__原文抜粋__
“怖いだけじゃない”近年の台湾ホラー映画の魅力 『返校』『呪われの橋』などから紐解く

『返校』を軸に捉える台湾ホラーの魅力

 台湾版アカデミー賞こと、金馬奨に12部門ノミネート及び5部門という最多受賞を遂げたホラー映画『返校 言葉が消えた日』。ホラーゲーム実写化作品が、ここまで国民的に支持されているのはなぜか。その背景には近年の台湾ホラー映画の持つ素晴らしい深みと旨みがある。

『怪怪怪怪物!』と『返校』が光を当てる“目を背けたい闇”

 まず『返校』に関して思うのは、これが純粋なホラーとしても社会派作品としても成立していることだ。1960年代、台湾の白色テロ時代の真っ只中を舞台に、夜中の学校で目を覚ました女性生徒と後輩の男子生徒が脱出を試みるも校舎から出ることはできず、恐ろしいクリーチャーから逃げなければいけない。しかし本作の“恐怖”は、決して彼らを襲い来る亡霊たちではない。それは時代そのものだ。国の認めない書物は処分され、隠し持つ者は政府転覆をもくろむ反逆者とみなされ死刑に処される。“自由を求めることが罪とされる”、そんな戒厳令の下で行われていた政府の理不尽な弾圧と、子どもにも容赦しない拷問。実際に起きたこの台湾の歴史そのものが、この映画における“恐怖”なのだ。

 戒厳令は1947年の二・二八事件をきっかけに始まり、1987年まで続いた。40年間という長い時間の中で繰り広げられた自由に対する暴挙は、約140,000名を投獄し3000から4000人の命を奪った。ちなみに、エドワード・ヤン監督の『クーリンチェ少年殺人事件』も本作と同じ時代を舞台にした作品。その悲惨な歴史は誰もが目を背け、忘れたいと願うもの。しかし、“忘れてはいけない、忘れさせない”というメッセージが『返校』の描く強いメッセージとなっている。

__課題のねらい__
台湾ホラー映画を論じた上の記事の続きを、最後の一文の後から書くこと。

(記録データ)
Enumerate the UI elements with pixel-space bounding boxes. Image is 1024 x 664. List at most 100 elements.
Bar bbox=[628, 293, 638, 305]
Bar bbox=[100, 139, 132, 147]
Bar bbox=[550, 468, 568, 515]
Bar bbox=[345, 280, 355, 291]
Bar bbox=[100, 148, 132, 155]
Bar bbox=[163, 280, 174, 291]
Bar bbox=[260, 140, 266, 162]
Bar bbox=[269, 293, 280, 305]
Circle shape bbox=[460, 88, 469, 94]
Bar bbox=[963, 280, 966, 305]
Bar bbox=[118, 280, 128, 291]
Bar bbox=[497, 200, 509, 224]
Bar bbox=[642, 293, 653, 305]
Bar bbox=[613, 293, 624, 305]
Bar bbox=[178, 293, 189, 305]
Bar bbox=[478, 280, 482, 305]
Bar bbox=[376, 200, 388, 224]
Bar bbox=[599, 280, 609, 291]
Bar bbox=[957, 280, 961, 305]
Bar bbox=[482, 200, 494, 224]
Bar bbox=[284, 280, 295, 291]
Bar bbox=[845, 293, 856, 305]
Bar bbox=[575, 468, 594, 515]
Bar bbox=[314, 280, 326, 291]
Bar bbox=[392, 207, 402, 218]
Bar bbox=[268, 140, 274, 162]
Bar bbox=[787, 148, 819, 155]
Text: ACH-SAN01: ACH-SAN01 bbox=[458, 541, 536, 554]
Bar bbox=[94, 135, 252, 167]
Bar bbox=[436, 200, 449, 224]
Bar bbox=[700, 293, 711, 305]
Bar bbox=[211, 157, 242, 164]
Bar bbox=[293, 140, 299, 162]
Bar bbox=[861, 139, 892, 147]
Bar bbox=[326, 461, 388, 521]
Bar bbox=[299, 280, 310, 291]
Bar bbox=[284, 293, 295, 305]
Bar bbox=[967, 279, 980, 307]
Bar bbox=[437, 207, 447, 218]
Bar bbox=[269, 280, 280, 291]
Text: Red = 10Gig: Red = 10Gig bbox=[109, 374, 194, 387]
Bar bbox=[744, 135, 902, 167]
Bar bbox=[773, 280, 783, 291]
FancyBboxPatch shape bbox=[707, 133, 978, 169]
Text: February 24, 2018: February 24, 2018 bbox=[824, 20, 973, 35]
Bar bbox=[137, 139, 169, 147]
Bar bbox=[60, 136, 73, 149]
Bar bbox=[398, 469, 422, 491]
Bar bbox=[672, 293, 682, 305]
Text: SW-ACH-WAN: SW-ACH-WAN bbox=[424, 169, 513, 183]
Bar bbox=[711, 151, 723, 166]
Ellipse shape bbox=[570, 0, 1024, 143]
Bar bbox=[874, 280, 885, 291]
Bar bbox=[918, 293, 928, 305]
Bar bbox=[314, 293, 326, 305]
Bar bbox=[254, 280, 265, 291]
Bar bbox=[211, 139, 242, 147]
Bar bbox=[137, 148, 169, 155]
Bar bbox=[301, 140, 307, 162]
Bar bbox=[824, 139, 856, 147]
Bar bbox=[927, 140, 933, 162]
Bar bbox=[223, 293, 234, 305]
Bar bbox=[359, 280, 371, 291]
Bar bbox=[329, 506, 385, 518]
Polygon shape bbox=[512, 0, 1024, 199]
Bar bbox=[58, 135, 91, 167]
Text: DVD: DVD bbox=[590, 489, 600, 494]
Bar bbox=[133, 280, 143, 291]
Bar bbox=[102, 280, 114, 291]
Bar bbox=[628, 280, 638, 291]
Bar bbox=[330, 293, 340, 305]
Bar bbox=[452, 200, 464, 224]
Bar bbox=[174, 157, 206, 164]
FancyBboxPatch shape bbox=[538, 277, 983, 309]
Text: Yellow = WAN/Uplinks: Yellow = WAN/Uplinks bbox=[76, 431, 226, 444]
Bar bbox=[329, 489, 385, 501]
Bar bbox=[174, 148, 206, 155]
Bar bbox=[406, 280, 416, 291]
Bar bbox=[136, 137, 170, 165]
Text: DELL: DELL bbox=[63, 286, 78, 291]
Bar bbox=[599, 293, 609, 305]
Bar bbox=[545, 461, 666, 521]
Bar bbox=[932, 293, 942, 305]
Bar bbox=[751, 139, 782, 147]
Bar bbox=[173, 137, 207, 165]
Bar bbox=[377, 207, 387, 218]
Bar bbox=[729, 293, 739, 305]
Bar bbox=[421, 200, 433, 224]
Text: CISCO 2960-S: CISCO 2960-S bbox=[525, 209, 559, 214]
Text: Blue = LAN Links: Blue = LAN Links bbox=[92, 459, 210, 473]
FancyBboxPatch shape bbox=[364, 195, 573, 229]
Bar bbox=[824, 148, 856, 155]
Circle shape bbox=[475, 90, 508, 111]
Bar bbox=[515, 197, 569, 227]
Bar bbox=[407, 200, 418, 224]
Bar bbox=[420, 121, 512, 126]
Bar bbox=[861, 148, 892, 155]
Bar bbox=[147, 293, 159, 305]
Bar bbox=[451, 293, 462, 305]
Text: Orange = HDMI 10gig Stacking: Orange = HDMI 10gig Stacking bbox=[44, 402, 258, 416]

__解答__
 社会派ホラーの味わいを持つ『返校』は、その視点から2017年の『怪怪怪怪物!』と同じテーマを内包している。作家、監督のギデンズ・コーが自ら脚本をも手がけたオリジナル作品であり、こちらも『返校』と同じく生徒を主人公に置いた学園青春ホラーだ。クラスの中で横行するいじめを、教師も見過ごす日々。いじめられっ子の主人公は、自分をいじめた不良グループと一人暮らしをする老人の身の世話をするボランティアを命じられてしまう。しかし、独居老人たちの住むアパートはもはや廃墟に近く、そこには怪物の姉妹が暮らしていた。そしてある日、いじめっ子たちは車で轢かれ気絶していた怪物の妹を見つけ、捕らえる。

『怪怪怪怪物!』

 『怪怪怪怪物!』の“恐怖”、もとい“怪物”は、明らかにこのいじめられっ子たち“人間”である。老人をいじめたり、怪物を怪物だからといって壮絶な虐待をしたり。歯を抜き、血を抜き、殴る蹴るの暴行をして遊ぶ子供たち。いじめの標的が変わったいじめられっ子は、それを傍観するしかない。まるでクラスメイトや担任の教師が、自分がいじめられていた時にそうしたように。台湾でのいじめ問題は1990年代頃から関心が高まり、2000年以降にいじめを受けた生徒の自殺や、いじめの延長上にある殺人事件が増えてメディア報道が活発になったことから世間の注目を浴びるようになった。例えば2000年の「葉永鋕事件」は中学3年生の男子生徒が女性らしい仕草をしたというだけで日頃からトイレで暴行を加えられ致死に至ったもの。その生徒のジェンダーアイデンティティーは明確にされていなかったものの、この事件は世論を巻き込み、LGBTQコミュニティの正義を求める声が高まったことから、2019年の同性婚の法制化に至ったきっかけとも言われている。2009年の「上海熊姐事件」は、いじめの一部始終を撮影した動画がネットにアップロードされ、世間が激怒した。

『怪怪怪怪物!』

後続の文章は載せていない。